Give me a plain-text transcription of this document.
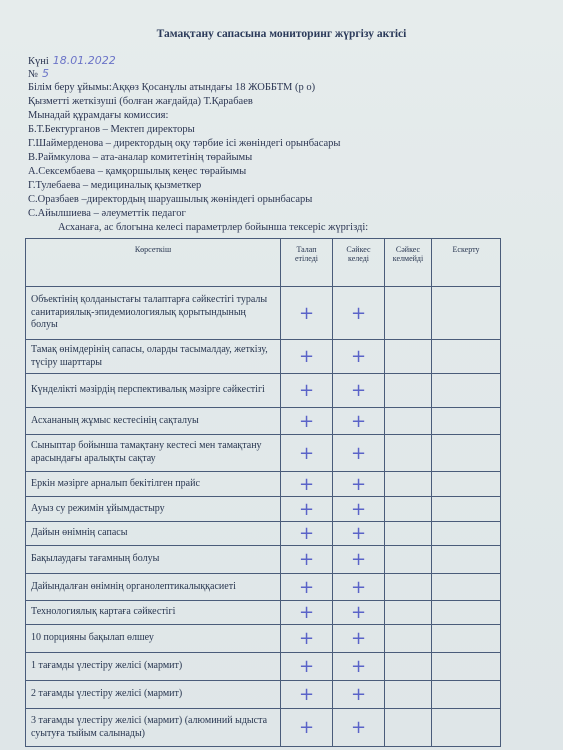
Тамақтану сапасына мониторинг жүргізу актісі
Күні 18.01.2022
№ 5
Білім беру ұйымы:Аққөз Қосанұлы атындағы 18 ЖОББТМ (р о)
Қызметті жеткізуші (болған жағдайда) Т.Қарабаев
Мынадай құрамдағы комиссия:
Б.Т.Бектурганов – Мектеп директоры
Г.Шаймерденова – директордың оқу тәрбие ісі жөніндегі орынбасары
В.Раймкулова – ата-аналар комитетінің төрайымы
А.Сексембаева – қамқоршылық кеңес төрайымы
Г.Тулебаева – медициналық қызметкер
С.Оразбаев –директордың шаруашылық жөніндегі орынбасары
С.Айылшиева – әлеуметтік педагог
Асханаға, ас блогына келесі параметрлер бойынша тексеріс жүргізді:
Көрсеткіш	Талап етіледі	Сәйкес келеді	Сәйкес келмейді	Ескерту
Объектінің қолданыстағы талаптарға сәйкестігі туралы санитариялық-эпидемиологиялық қорытындының болуы	+	+		
Тамақ өнімдерінің сапасы, оларды тасымалдау, жеткізу, түсіру шарттары	+	+		
Күнделікті мәзірдің перспективалық мәзірге сәйкестігі	+	+		
Асхананың жұмыс кестесінің сақталуы	+	+		
Сыныптар бойынша тамақтану кестесі мен тамақтану арасындағы аралықты сақтау	+	+		
Еркін мәзірге арналып бекітілген прайс	+	+		
Ауыз су режимін ұйымдастыру	+	+		
Дайын өнімнің сапасы	+	+		
Бақылаудағы тағамның болуы	+	+		
Дайындалған өнімнің органолептикалыққасиеті	+	+		
Технологиялық картаға сәйкестігі	+	+		
10 порцияны бақылап өлшеу	+	+		
1 тағамды үлестіру желісі (мармит)	+	+		
2 тағамды үлестіру желісі (мармит)	+	+		
3 тағамды үлестіру желісі (мармит) (алюминий ыдыста суытуға тыйым салынады)	+	+		
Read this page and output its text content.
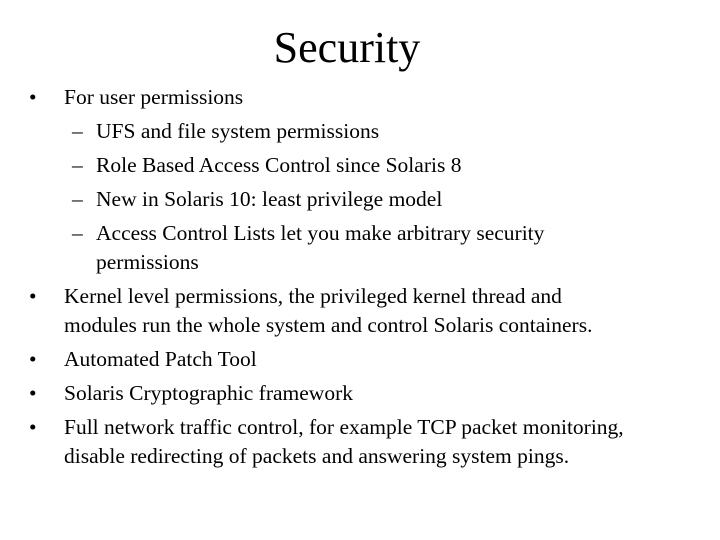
Security
• For user permissions
– UFS and file system permissions
– Role Based Access Control since Solaris 8
– New in Solaris 10: least privilege model
– Access Control Lists let you make arbitrary security permissions
• Kernel level permissions, the privileged kernel thread and modules run the whole system and control Solaris containers.
• Automated Patch Tool
• Solaris Cryptographic framework
• Full network traffic control, for example TCP packet monitoring, disable redirecting of packets and answering system pings.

──────

> _WHAT TO PRODUCE_
Where a line above includes "this", copy that line.

> _SOLVED PROBLEM_
Give me a plain-text transcription of this document.
Read this page and output its text content.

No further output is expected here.